● The request:
In your copy, repeat the records exactly and leave out the pictures.

### Provided records

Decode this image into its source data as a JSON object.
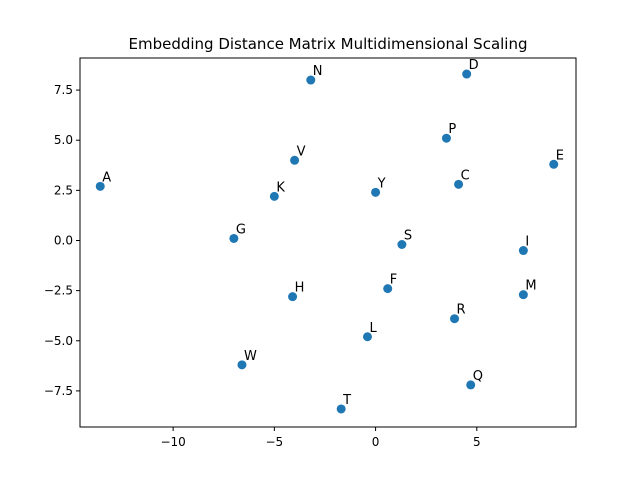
{
  "chart_data": {
    "type": "scatter",
    "title": "Embedding Distance Matrix Multidimensional Scaling",
    "xlabel": "",
    "ylabel": "",
    "xlim": [
      -14.6,
      9.9
    ],
    "ylim": [
      -9.3,
      9.1
    ],
    "grid": false,
    "legend": "none",
    "marker_color": "#1f77b4",
    "x_ticks": [
      -10,
      -5,
      0,
      5
    ],
    "x_tick_labels": [
      "−10",
      "−5",
      "0",
      "5"
    ],
    "y_ticks": [
      -7.5,
      -5.0,
      -2.5,
      0.0,
      2.5,
      5.0,
      7.5
    ],
    "y_tick_labels": [
      "−7.5",
      "−5.0",
      "−2.5",
      "0.0",
      "2.5",
      "5.0",
      "7.5"
    ],
    "points": [
      {
        "label": "A",
        "x": -13.6,
        "y": 2.7
      },
      {
        "label": "N",
        "x": -3.2,
        "y": 8.0
      },
      {
        "label": "D",
        "x": 4.5,
        "y": 8.3
      },
      {
        "label": "P",
        "x": 3.5,
        "y": 5.1
      },
      {
        "label": "V",
        "x": -4.0,
        "y": 4.0
      },
      {
        "label": "E",
        "x": 8.8,
        "y": 3.8
      },
      {
        "label": "K",
        "x": -5.0,
        "y": 2.2
      },
      {
        "label": "Y",
        "x": 0.0,
        "y": 2.4
      },
      {
        "label": "C",
        "x": 4.1,
        "y": 2.8
      },
      {
        "label": "G",
        "x": -7.0,
        "y": 0.1
      },
      {
        "label": "S",
        "x": 1.3,
        "y": -0.2
      },
      {
        "label": "I",
        "x": 7.3,
        "y": -0.5
      },
      {
        "label": "H",
        "x": -4.1,
        "y": -2.8
      },
      {
        "label": "F",
        "x": 0.6,
        "y": -2.4
      },
      {
        "label": "M",
        "x": 7.3,
        "y": -2.7
      },
      {
        "label": "R",
        "x": 3.9,
        "y": -3.9
      },
      {
        "label": "L",
        "x": -0.4,
        "y": -4.8
      },
      {
        "label": "W",
        "x": -6.6,
        "y": -6.2
      },
      {
        "label": "Q",
        "x": 4.7,
        "y": -7.2
      },
      {
        "label": "T",
        "x": -1.7,
        "y": -8.4
      }
    ]
  }
}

######

● Solution for this problem:
Decode this image into its source data as a JSON object.
{
  "chart_data": {
    "type": "scatter",
    "title": "Embedding Distance Matrix Multidimensional Scaling",
    "xlabel": "",
    "ylabel": "",
    "xlim": [
      -14.6,
      9.9
    ],
    "ylim": [
      -9.3,
      9.1
    ],
    "grid": false,
    "legend": "none",
    "marker_color": "#1f77b4",
    "x_ticks": [
      -10,
      -5,
      0,
      5
    ],
    "x_tick_labels": [
      "−10",
      "−5",
      "0",
      "5"
    ],
    "y_ticks": [
      -7.5,
      -5.0,
      -2.5,
      0.0,
      2.5,
      5.0,
      7.5
    ],
    "y_tick_labels": [
      "−7.5",
      "−5.0",
      "−2.5",
      "0.0",
      "2.5",
      "5.0",
      "7.5"
    ],
    "points": [
      {
        "label": "A",
        "x": -13.6,
        "y": 2.7
      },
      {
        "label": "N",
        "x": -3.2,
        "y": 8.0
      },
      {
        "label": "D",
        "x": 4.5,
        "y": 8.3
      },
      {
        "label": "P",
        "x": 3.5,
        "y": 5.1
      },
      {
        "label": "V",
        "x": -4.0,
        "y": 4.0
      },
      {
        "label": "E",
        "x": 8.8,
        "y": 3.8
      },
      {
        "label": "K",
        "x": -5.0,
        "y": 2.2
      },
      {
        "label": "Y",
        "x": 0.0,
        "y": 2.4
      },
      {
        "label": "C",
        "x": 4.1,
        "y": 2.8
      },
      {
        "label": "G",
        "x": -7.0,
        "y": 0.1
      },
      {
        "label": "S",
        "x": 1.3,
        "y": -0.2
      },
      {
        "label": "I",
        "x": 7.3,
        "y": -0.5
      },
      {
        "label": "H",
        "x": -4.1,
        "y": -2.8
      },
      {
        "label": "F",
        "x": 0.6,
        "y": -2.4
      },
      {
        "label": "M",
        "x": 7.3,
        "y": -2.7
      },
      {
        "label": "R",
        "x": 3.9,
        "y": -3.9
      },
      {
        "label": "L",
        "x": -0.4,
        "y": -4.8
      },
      {
        "label": "W",
        "x": -6.6,
        "y": -6.2
      },
      {
        "label": "Q",
        "x": 4.7,
        "y": -7.2
      },
      {
        "label": "T",
        "x": -1.7,
        "y": -8.4
      }
    ]
  }
}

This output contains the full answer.